» **Task prompt**:
In the material below, the lines containing the word "What" are required; copy each of them.

» **Material for this exercise**:
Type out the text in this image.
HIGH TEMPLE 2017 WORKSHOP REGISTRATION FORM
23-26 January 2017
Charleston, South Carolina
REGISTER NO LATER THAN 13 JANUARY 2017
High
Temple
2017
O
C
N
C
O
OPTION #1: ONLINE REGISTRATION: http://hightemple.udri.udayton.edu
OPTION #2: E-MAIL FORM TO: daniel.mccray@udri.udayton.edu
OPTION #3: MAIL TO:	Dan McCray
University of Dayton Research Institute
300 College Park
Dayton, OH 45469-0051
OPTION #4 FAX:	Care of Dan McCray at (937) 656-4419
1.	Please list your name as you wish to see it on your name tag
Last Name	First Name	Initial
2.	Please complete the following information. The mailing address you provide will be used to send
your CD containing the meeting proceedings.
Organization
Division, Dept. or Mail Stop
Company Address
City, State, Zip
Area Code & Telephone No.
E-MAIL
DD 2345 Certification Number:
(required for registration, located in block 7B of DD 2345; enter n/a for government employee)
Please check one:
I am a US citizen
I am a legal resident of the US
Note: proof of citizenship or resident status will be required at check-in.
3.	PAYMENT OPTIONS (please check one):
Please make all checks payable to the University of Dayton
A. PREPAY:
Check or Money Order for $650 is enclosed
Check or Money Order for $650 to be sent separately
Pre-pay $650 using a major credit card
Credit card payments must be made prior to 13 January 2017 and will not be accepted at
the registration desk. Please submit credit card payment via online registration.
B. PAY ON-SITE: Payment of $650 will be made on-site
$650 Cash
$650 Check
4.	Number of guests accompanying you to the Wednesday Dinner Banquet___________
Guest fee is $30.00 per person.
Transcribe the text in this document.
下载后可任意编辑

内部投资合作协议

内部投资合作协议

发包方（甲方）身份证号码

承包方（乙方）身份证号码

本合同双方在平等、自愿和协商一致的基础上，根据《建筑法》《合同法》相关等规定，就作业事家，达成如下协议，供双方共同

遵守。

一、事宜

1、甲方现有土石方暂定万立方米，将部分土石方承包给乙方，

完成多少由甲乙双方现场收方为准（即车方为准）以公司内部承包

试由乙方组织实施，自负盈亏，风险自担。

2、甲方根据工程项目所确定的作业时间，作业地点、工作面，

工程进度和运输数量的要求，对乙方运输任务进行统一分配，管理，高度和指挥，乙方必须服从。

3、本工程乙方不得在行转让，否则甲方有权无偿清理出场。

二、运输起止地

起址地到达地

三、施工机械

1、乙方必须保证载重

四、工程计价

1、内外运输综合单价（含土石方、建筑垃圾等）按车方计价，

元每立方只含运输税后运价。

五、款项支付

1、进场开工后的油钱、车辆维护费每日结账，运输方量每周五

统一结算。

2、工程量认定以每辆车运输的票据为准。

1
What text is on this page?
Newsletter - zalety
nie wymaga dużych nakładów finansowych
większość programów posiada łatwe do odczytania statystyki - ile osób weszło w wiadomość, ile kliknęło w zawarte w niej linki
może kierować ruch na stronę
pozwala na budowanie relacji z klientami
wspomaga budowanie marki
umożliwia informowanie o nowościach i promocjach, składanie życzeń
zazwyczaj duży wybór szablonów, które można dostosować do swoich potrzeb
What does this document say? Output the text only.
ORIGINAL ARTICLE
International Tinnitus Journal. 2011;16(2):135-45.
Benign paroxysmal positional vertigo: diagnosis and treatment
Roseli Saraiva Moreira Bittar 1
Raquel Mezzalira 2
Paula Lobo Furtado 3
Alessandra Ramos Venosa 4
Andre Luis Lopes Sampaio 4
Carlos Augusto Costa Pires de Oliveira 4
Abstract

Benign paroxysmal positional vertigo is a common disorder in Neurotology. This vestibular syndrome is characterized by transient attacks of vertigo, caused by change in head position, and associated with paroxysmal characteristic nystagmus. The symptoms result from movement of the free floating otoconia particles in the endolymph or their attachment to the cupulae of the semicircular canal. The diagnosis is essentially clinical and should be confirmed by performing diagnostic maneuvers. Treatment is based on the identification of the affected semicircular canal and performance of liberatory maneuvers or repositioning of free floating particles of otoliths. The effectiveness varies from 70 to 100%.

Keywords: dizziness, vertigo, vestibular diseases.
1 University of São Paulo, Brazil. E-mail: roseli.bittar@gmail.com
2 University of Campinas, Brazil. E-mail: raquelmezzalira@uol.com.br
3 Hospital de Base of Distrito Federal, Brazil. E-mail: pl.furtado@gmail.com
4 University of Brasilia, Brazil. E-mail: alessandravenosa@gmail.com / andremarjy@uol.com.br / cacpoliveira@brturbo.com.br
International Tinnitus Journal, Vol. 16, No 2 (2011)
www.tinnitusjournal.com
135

» **Result of the exercise**:
What text is on this page?
What does this document say? Output the text only.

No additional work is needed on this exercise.